Items from a figure collection
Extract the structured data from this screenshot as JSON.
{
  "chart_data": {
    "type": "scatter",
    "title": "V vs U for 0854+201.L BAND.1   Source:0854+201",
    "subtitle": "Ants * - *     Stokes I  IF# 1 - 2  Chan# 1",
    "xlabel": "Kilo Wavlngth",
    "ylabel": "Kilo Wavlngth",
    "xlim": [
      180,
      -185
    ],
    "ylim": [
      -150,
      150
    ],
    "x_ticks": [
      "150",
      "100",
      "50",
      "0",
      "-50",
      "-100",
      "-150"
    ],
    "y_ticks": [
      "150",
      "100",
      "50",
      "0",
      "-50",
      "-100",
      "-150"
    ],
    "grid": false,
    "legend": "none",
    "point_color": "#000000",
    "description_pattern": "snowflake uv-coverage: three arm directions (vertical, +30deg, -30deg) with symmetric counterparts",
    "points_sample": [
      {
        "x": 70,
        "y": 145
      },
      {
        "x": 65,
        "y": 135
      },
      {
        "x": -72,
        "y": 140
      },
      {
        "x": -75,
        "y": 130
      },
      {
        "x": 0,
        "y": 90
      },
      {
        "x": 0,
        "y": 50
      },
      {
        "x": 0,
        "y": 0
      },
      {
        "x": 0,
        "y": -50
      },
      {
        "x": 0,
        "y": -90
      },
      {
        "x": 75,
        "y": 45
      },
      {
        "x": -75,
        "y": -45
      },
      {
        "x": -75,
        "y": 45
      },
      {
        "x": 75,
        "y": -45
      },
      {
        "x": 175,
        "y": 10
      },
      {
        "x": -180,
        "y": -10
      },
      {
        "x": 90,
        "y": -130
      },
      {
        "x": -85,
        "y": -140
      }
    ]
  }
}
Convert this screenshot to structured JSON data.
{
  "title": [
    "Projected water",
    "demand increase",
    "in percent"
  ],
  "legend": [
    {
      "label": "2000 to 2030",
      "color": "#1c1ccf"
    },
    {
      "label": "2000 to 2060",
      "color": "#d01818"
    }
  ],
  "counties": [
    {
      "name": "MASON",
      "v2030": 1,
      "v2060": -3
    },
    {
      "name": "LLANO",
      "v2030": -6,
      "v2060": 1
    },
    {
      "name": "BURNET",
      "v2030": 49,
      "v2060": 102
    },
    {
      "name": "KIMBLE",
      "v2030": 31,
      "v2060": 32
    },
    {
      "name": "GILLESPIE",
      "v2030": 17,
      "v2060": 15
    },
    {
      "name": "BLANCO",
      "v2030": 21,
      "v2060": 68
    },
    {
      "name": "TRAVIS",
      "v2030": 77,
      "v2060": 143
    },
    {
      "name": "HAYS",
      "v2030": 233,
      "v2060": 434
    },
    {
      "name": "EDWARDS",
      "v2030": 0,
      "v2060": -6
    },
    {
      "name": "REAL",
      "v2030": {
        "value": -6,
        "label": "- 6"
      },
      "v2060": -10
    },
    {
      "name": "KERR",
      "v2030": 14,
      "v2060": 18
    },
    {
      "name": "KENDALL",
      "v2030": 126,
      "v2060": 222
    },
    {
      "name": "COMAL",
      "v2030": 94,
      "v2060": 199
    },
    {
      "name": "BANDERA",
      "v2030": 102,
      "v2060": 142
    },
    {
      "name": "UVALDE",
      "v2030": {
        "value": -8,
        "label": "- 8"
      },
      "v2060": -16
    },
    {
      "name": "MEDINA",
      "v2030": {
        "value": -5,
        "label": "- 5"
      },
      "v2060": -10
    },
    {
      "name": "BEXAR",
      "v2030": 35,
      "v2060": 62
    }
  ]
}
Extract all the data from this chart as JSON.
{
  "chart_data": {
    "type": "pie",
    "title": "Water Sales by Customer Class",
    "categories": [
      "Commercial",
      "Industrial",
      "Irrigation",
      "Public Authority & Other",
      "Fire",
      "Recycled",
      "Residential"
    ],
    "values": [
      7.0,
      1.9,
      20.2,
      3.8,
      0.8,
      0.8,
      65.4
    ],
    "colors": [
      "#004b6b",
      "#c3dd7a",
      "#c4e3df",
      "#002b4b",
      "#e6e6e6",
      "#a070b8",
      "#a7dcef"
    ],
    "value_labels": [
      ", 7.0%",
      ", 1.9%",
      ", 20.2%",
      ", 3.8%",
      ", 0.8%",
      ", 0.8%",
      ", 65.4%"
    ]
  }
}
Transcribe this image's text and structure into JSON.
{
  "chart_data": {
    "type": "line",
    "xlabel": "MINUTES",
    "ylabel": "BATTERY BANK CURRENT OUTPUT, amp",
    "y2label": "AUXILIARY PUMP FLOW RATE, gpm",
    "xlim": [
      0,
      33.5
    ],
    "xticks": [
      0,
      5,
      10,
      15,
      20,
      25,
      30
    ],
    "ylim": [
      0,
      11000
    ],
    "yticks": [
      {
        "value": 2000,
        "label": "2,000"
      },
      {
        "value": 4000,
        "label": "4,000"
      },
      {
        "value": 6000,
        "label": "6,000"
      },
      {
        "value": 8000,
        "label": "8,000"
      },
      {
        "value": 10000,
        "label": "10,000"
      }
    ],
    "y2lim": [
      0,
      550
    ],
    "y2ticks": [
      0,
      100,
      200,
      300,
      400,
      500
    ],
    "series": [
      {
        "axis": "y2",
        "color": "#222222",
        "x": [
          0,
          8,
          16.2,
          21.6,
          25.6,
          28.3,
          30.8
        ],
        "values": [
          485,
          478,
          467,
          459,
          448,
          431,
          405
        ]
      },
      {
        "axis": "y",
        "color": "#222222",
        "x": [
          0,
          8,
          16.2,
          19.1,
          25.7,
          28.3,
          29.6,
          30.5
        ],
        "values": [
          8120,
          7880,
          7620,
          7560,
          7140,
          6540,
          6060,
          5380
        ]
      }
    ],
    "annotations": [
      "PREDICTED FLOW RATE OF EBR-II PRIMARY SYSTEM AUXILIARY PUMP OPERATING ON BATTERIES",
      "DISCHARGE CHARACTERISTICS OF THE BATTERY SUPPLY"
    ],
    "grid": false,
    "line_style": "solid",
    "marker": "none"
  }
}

Written exercise: Write down all the entries again without a single difference.

Completed exercise:
Extract the structured data from this screenshot as JSON.
{
  "chart_data": {
    "type": "scatter",
    "title": "V vs U for 0854+201.L BAND.1   Source:0854+201",
    "subtitle": "Ants * - *     Stokes I  IF# 1 - 2  Chan# 1",
    "xlabel": "Kilo Wavlngth",
    "ylabel": "Kilo Wavlngth",
    "xlim": [
      180,
      -185
    ],
    "ylim": [
      -150,
      150
    ],
    "x_ticks": [
      "150",
      "100",
      "50",
      "0",
      "-50",
      "-100",
      "-150"
    ],
    "y_ticks": [
      "150",
      "100",
      "50",
      "0",
      "-50",
      "-100",
      "-150"
    ],
    "grid": false,
    "legend": "none",
    "point_color": "#000000",
    "description_pattern": "snowflake uv-coverage: three arm directions (vertical, +30deg, -30deg) with symmetric counterparts",
    "points_sample": [
      {
        "x": 70,
        "y": 145
      },
      {
        "x": 65,
        "y": 135
      },
      {
        "x": -72,
        "y": 140
      },
      {
        "x": -75,
        "y": 130
      },
      {
        "x": 0,
        "y": 90
      },
      {
        "x": 0,
        "y": 50
      },
      {
        "x": 0,
        "y": 0
      },
      {
        "x": 0,
        "y": -50
      },
      {
        "x": 0,
        "y": -90
      },
      {
        "x": 75,
        "y": 45
      },
      {
        "x": -75,
        "y": -45
      },
      {
        "x": -75,
        "y": 45
      },
      {
        "x": 75,
        "y": -45
      },
      {
        "x": 175,
        "y": 10
      },
      {
        "x": -180,
        "y": -10
      },
      {
        "x": 90,
        "y": -130
      },
      {
        "x": -85,
        "y": -140
      }
    ]
  }
}
Convert this screenshot to structured JSON data.
{
  "title": [
    "Projected water",
    "demand increase",
    "in percent"
  ],
  "legend": [
    {
      "label": "2000 to 2030",
      "color": "#1c1ccf"
    },
    {
      "label": "2000 to 2060",
      "color": "#d01818"
    }
  ],
  "counties": [
    {
      "name": "MASON",
      "v2030": 1,
      "v2060": -3
    },
    {
      "name": "LLANO",
      "v2030": -6,
      "v2060": 1
    },
    {
      "name": "BURNET",
      "v2030": 49,
      "v2060": 102
    },
    {
      "name": "KIMBLE",
      "v2030": 31,
      "v2060": 32
    },
    {
      "name": "GILLESPIE",
      "v2030": 17,
      "v2060": 15
    },
    {
      "name": "BLANCO",
      "v2030": 21,
      "v2060": 68
    },
    {
      "name": "TRAVIS",
      "v2030": 77,
      "v2060": 143
    },
    {
      "name": "HAYS",
      "v2030": 233,
      "v2060": 434
    },
    {
      "name": "EDWARDS",
      "v2030": 0,
      "v2060": -6
    },
    {
      "name": "REAL",
      "v2030": {
        "value": -6,
        "label": "- 6"
      },
      "v2060": -10
    },
    {
      "name": "KERR",
      "v2030": 14,
      "v2060": 18
    },
    {
      "name": "KENDALL",
      "v2030": 126,
      "v2060": 222
    },
    {
      "name": "COMAL",
      "v2030": 94,
      "v2060": 199
    },
    {
      "name": "BANDERA",
      "v2030": 102,
      "v2060": 142
    },
    {
      "name": "UVALDE",
      "v2030": {
        "value": -8,
        "label": "- 8"
      },
      "v2060": -16
    },
    {
      "name": "MEDINA",
      "v2030": {
        "value": -5,
        "label": "- 5"
      },
      "v2060": -10
    },
    {
      "name": "BEXAR",
      "v2030": 35,
      "v2060": 62
    }
  ]
}
Extract all the data from this chart as JSON.
{
  "chart_data": {
    "type": "pie",
    "title": "Water Sales by Customer Class",
    "categories": [
      "Commercial",
      "Industrial",
      "Irrigation",
      "Public Authority & Other",
      "Fire",
      "Recycled",
      "Residential"
    ],
    "values": [
      7.0,
      1.9,
      20.2,
      3.8,
      0.8,
      0.8,
      65.4
    ],
    "colors": [
      "#004b6b",
      "#c3dd7a",
      "#c4e3df",
      "#002b4b",
      "#e6e6e6",
      "#a070b8",
      "#a7dcef"
    ],
    "value_labels": [
      ", 7.0%",
      ", 1.9%",
      ", 20.2%",
      ", 3.8%",
      ", 0.8%",
      ", 0.8%",
      ", 65.4%"
    ]
  }
}
Transcribe this image's text and structure into JSON.
{
  "chart_data": {
    "type": "line",
    "xlabel": "MINUTES",
    "ylabel": "BATTERY BANK CURRENT OUTPUT, amp",
    "y2label": "AUXILIARY PUMP FLOW RATE, gpm",
    "xlim": [
      0,
      33.5
    ],
    "xticks": [
      0,
      5,
      10,
      15,
      20,
      25,
      30
    ],
    "ylim": [
      0,
      11000
    ],
    "yticks": [
      {
        "value": 2000,
        "label": "2,000"
      },
      {
        "value": 4000,
        "label": "4,000"
      },
      {
        "value": 6000,
        "label": "6,000"
      },
      {
        "value": 8000,
        "label": "8,000"
      },
      {
        "value": 10000,
        "label": "10,000"
      }
    ],
    "y2lim": [
      0,
      550
    ],
    "y2ticks": [
      0,
      100,
      200,
      300,
      400,
      500
    ],
    "series": [
      {
        "axis": "y2",
        "color": "#222222",
        "x": [
          0,
          8,
          16.2,
          21.6,
          25.6,
          28.3,
          30.8
        ],
        "values": [
          485,
          478,
          467,
          459,
          448,
          431,
          405
        ]
      },
      {
        "axis": "y",
        "color": "#222222",
        "x": [
          0,
          8,
          16.2,
          19.1,
          25.7,
          28.3,
          29.6,
          30.5
        ],
        "values": [
          8120,
          7880,
          7620,
          7560,
          7140,
          6540,
          6060,
          5380
        ]
      }
    ],
    "annotations": [
      "PREDICTED FLOW RATE OF EBR-II PRIMARY SYSTEM AUXILIARY PUMP OPERATING ON BATTERIES",
      "DISCHARGE CHARACTERISTICS OF THE BATTERY SUPPLY"
    ],
    "grid": false,
    "line_style": "solid",
    "marker": "none"
  }
}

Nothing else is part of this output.